# Material for this exercise

☆ ☆ ☆ ☆ ☆ ☆ ☆

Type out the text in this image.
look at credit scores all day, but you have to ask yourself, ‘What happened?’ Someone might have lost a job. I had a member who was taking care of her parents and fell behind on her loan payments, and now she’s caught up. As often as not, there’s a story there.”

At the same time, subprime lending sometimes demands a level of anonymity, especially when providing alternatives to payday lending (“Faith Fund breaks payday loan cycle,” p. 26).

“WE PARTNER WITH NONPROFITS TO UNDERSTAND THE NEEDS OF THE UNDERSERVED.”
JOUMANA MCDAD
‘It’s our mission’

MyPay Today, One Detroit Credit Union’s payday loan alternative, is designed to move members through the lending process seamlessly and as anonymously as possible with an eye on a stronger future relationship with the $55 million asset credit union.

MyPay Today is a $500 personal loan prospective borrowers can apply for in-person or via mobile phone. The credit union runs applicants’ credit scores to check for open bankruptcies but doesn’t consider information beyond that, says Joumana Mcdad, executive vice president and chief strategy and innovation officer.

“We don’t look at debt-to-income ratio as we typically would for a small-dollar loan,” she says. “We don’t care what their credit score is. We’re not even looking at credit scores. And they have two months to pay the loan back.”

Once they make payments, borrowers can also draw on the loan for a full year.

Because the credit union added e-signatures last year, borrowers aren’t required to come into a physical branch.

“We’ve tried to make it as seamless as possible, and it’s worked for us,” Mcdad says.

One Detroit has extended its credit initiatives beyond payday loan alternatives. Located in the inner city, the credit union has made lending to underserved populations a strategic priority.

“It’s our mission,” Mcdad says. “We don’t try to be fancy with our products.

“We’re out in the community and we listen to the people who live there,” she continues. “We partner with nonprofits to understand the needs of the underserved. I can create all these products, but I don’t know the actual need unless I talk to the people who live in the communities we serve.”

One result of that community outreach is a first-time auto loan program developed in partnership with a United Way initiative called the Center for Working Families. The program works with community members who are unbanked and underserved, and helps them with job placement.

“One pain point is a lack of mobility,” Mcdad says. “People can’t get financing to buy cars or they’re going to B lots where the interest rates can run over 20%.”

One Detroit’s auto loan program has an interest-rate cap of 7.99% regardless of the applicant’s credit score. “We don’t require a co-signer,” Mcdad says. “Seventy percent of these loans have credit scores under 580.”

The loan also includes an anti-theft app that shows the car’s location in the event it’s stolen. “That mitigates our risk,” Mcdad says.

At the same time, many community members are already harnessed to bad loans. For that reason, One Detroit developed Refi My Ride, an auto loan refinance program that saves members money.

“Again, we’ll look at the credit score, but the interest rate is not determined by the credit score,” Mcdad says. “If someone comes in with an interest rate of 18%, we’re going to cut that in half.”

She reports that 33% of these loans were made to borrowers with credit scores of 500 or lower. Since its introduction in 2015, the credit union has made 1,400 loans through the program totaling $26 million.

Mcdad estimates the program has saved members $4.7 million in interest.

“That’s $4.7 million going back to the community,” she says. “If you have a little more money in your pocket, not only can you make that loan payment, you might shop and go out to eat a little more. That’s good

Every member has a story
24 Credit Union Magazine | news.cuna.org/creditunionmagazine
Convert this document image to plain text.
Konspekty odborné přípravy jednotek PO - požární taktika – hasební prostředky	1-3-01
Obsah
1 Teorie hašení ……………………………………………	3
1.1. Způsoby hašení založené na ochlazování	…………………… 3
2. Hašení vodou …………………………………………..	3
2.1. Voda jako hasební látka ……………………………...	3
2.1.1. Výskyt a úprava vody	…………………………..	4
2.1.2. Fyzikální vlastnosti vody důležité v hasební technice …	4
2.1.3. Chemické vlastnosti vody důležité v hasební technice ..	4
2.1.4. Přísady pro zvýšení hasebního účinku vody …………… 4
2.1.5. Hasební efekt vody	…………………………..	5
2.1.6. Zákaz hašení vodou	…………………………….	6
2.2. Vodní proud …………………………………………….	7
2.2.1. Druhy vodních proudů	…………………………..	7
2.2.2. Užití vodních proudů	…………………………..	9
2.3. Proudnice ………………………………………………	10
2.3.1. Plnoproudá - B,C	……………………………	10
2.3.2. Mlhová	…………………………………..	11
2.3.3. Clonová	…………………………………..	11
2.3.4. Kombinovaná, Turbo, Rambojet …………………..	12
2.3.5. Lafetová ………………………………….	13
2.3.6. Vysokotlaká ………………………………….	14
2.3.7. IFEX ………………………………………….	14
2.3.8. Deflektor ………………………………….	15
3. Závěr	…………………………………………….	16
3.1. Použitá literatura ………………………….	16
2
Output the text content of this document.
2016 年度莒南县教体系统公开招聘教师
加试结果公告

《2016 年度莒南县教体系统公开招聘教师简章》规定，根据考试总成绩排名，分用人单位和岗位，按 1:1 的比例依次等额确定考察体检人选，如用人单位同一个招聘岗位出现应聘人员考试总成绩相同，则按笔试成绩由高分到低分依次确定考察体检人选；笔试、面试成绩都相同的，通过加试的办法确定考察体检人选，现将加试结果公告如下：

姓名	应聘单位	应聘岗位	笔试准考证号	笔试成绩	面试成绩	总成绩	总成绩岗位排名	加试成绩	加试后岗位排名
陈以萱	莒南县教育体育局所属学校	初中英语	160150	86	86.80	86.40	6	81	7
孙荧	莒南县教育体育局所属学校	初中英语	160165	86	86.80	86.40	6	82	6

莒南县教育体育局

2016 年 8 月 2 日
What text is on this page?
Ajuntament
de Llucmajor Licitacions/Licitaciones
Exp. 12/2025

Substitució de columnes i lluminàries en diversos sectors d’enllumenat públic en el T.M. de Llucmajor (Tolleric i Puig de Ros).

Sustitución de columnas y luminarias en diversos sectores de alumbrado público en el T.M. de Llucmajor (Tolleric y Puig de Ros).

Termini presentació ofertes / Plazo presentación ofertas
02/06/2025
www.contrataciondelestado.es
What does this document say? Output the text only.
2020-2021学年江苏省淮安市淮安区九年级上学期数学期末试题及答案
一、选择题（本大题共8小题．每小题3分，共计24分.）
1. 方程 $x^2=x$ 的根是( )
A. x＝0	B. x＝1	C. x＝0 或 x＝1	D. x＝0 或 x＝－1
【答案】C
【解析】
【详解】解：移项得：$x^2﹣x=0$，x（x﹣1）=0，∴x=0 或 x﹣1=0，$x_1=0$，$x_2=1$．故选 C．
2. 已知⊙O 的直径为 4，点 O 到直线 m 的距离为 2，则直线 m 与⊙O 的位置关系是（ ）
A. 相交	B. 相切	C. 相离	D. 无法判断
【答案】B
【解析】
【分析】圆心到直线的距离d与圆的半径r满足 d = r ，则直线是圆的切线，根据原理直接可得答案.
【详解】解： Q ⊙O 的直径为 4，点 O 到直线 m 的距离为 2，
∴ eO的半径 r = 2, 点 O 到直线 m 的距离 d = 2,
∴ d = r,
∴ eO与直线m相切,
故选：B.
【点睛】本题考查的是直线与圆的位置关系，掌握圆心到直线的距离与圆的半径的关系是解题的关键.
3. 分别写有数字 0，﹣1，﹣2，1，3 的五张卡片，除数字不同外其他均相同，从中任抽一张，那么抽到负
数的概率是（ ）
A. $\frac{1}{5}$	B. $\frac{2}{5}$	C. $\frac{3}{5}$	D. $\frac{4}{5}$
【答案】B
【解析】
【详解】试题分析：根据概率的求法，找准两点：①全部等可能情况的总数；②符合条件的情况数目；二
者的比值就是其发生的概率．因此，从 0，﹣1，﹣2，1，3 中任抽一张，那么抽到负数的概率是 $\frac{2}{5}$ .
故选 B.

☆ ☆ ☆ ☆ ☆ ☆ ☆

# Task directions
The records above should be repeated in full, exactly as given.

# Response to the exercise
Type out the text in this image.
look at credit scores all day, but you have to ask yourself, ‘What happened?’ Someone might have lost a job. I had a member who was taking care of her parents and fell behind on her loan payments, and now she’s caught up. As often as not, there’s a story there.”

At the same time, subprime lending sometimes demands a level of anonymity, especially when providing alternatives to payday lending (“Faith Fund breaks payday loan cycle,” p. 26).

“WE PARTNER WITH NONPROFITS TO UNDERSTAND THE NEEDS OF THE UNDERSERVED.”
JOUMANA MCDAD
‘It’s our mission’

MyPay Today, One Detroit Credit Union’s payday loan alternative, is designed to move members through the lending process seamlessly and as anonymously as possible with an eye on a stronger future relationship with the $55 million asset credit union.

MyPay Today is a $500 personal loan prospective borrowers can apply for in-person or via mobile phone. The credit union runs applicants’ credit scores to check for open bankruptcies but doesn’t consider information beyond that, says Joumana Mcdad, executive vice president and chief strategy and innovation officer.

“We don’t look at debt-to-income ratio as we typically would for a small-dollar loan,” she says. “We don’t care what their credit score is. We’re not even looking at credit scores. And they have two months to pay the loan back.”

Once they make payments, borrowers can also draw on the loan for a full year.

Because the credit union added e-signatures last year, borrowers aren’t required to come into a physical branch.

“We’ve tried to make it as seamless as possible, and it’s worked for us,” Mcdad says.

One Detroit has extended its credit initiatives beyond payday loan alternatives. Located in the inner city, the credit union has made lending to underserved populations a strategic priority.

“It’s our mission,” Mcdad says. “We don’t try to be fancy with our products.

“We’re out in the community and we listen to the people who live there,” she continues. “We partner with nonprofits to understand the needs of the underserved. I can create all these products, but I don’t know the actual need unless I talk to the people who live in the communities we serve.”

One result of that community outreach is a first-time auto loan program developed in partnership with a United Way initiative called the Center for Working Families. The program works with community members who are unbanked and underserved, and helps them with job placement.

“One pain point is a lack of mobility,” Mcdad says. “People can’t get financing to buy cars or they’re going to B lots where the interest rates can run over 20%.”

One Detroit’s auto loan program has an interest-rate cap of 7.99% regardless of the applicant’s credit score. “We don’t require a co-signer,” Mcdad says. “Seventy percent of these loans have credit scores under 580.”

The loan also includes an anti-theft app that shows the car’s location in the event it’s stolen. “That mitigates our risk,” Mcdad says.

At the same time, many community members are already harnessed to bad loans. For that reason, One Detroit developed Refi My Ride, an auto loan refinance program that saves members money.

“Again, we’ll look at the credit score, but the interest rate is not determined by the credit score,” Mcdad says. “If someone comes in with an interest rate of 18%, we’re going to cut that in half.”

She reports that 33% of these loans were made to borrowers with credit scores of 500 or lower. Since its introduction in 2015, the credit union has made 1,400 loans through the program totaling $26 million.

Mcdad estimates the program has saved members $4.7 million in interest.

“That’s $4.7 million going back to the community,” she says. “If you have a little more money in your pocket, not only can you make that loan payment, you might shop and go out to eat a little more. That’s good

Every member has a story
24 Credit Union Magazine | news.cuna.org/creditunionmagazine
Convert this document image to plain text.
Konspekty odborné přípravy jednotek PO - požární taktika – hasební prostředky	1-3-01
Obsah
1 Teorie hašení ……………………………………………	3
1.1. Způsoby hašení založené na ochlazování	…………………… 3
2. Hašení vodou …………………………………………..	3
2.1. Voda jako hasební látka ……………………………...	3
2.1.1. Výskyt a úprava vody	…………………………..	4
2.1.2. Fyzikální vlastnosti vody důležité v hasební technice …	4
2.1.3. Chemické vlastnosti vody důležité v hasební technice ..	4
2.1.4. Přísady pro zvýšení hasebního účinku vody …………… 4
2.1.5. Hasební efekt vody	…………………………..	5
2.1.6. Zákaz hašení vodou	…………………………….	6
2.2. Vodní proud …………………………………………….	7
2.2.1. Druhy vodních proudů	…………………………..	7
2.2.2. Užití vodních proudů	…………………………..	9
2.3. Proudnice ………………………………………………	10
2.3.1. Plnoproudá - B,C	……………………………	10
2.3.2. Mlhová	…………………………………..	11
2.3.3. Clonová	…………………………………..	11
2.3.4. Kombinovaná, Turbo, Rambojet …………………..	12
2.3.5. Lafetová ………………………………….	13
2.3.6. Vysokotlaká ………………………………….	14
2.3.7. IFEX ………………………………………….	14
2.3.8. Deflektor ………………………………….	15
3. Závěr	…………………………………………….	16
3.1. Použitá literatura ………………………….	16
2
Output the text content of this document.
2016 年度莒南县教体系统公开招聘教师
加试结果公告

《2016 年度莒南县教体系统公开招聘教师简章》规定，根据考试总成绩排名，分用人单位和岗位，按 1:1 的比例依次等额确定考察体检人选，如用人单位同一个招聘岗位出现应聘人员考试总成绩相同，则按笔试成绩由高分到低分依次确定考察体检人选；笔试、面试成绩都相同的，通过加试的办法确定考察体检人选，现将加试结果公告如下：

姓名	应聘单位	应聘岗位	笔试准考证号	笔试成绩	面试成绩	总成绩	总成绩岗位排名	加试成绩	加试后岗位排名
陈以萱	莒南县教育体育局所属学校	初中英语	160150	86	86.80	86.40	6	81	7
孙荧	莒南县教育体育局所属学校	初中英语	160165	86	86.80	86.40	6	82	6

莒南县教育体育局

2016 年 8 月 2 日
What text is on this page?
Ajuntament
de Llucmajor Licitacions/Licitaciones
Exp. 12/2025

Substitució de columnes i lluminàries en diversos sectors d’enllumenat públic en el T.M. de Llucmajor (Tolleric i Puig de Ros).

Sustitución de columnas y luminarias en diversos sectores de alumbrado público en el T.M. de Llucmajor (Tolleric y Puig de Ros).

Termini presentació ofertes / Plazo presentación ofertas
02/06/2025
www.contrataciondelestado.es
What does this document say? Output the text only.
2020-2021学年江苏省淮安市淮安区九年级上学期数学期末试题及答案
一、选择题（本大题共8小题．每小题3分，共计24分.）
1. 方程 $x^2=x$ 的根是( )
A. x＝0	B. x＝1	C. x＝0 或 x＝1	D. x＝0 或 x＝－1
【答案】C
【解析】
【详解】解：移项得：$x^2﹣x=0$，x（x﹣1）=0，∴x=0 或 x﹣1=0，$x_1=0$，$x_2=1$．故选 C．
2. 已知⊙O 的直径为 4，点 O 到直线 m 的距离为 2，则直线 m 与⊙O 的位置关系是（ ）
A. 相交	B. 相切	C. 相离	D. 无法判断
【答案】B
【解析】
【分析】圆心到直线的距离d与圆的半径r满足 d = r ，则直线是圆的切线，根据原理直接可得答案.
【详解】解： Q ⊙O 的直径为 4，点 O 到直线 m 的距离为 2，
∴ eO的半径 r = 2, 点 O 到直线 m 的距离 d = 2,
∴ d = r,
∴ eO与直线m相切,
故选：B.
【点睛】本题考查的是直线与圆的位置关系，掌握圆心到直线的距离与圆的半径的关系是解题的关键.
3. 分别写有数字 0，﹣1，﹣2，1，3 的五张卡片，除数字不同外其他均相同，从中任抽一张，那么抽到负
数的概率是（ ）
A. $\frac{1}{5}$	B. $\frac{2}{5}$	C. $\frac{3}{5}$	D. $\frac{4}{5}$
【答案】B
【解析】
【详解】试题分析：根据概率的求法，找准两点：①全部等可能情况的总数；②符合条件的情况数目；二
者的比值就是其发生的概率．因此，从 0，﹣1，﹣2，1，3 中任抽一张，那么抽到负数的概率是 $\frac{2}{5}$ .
故选 B.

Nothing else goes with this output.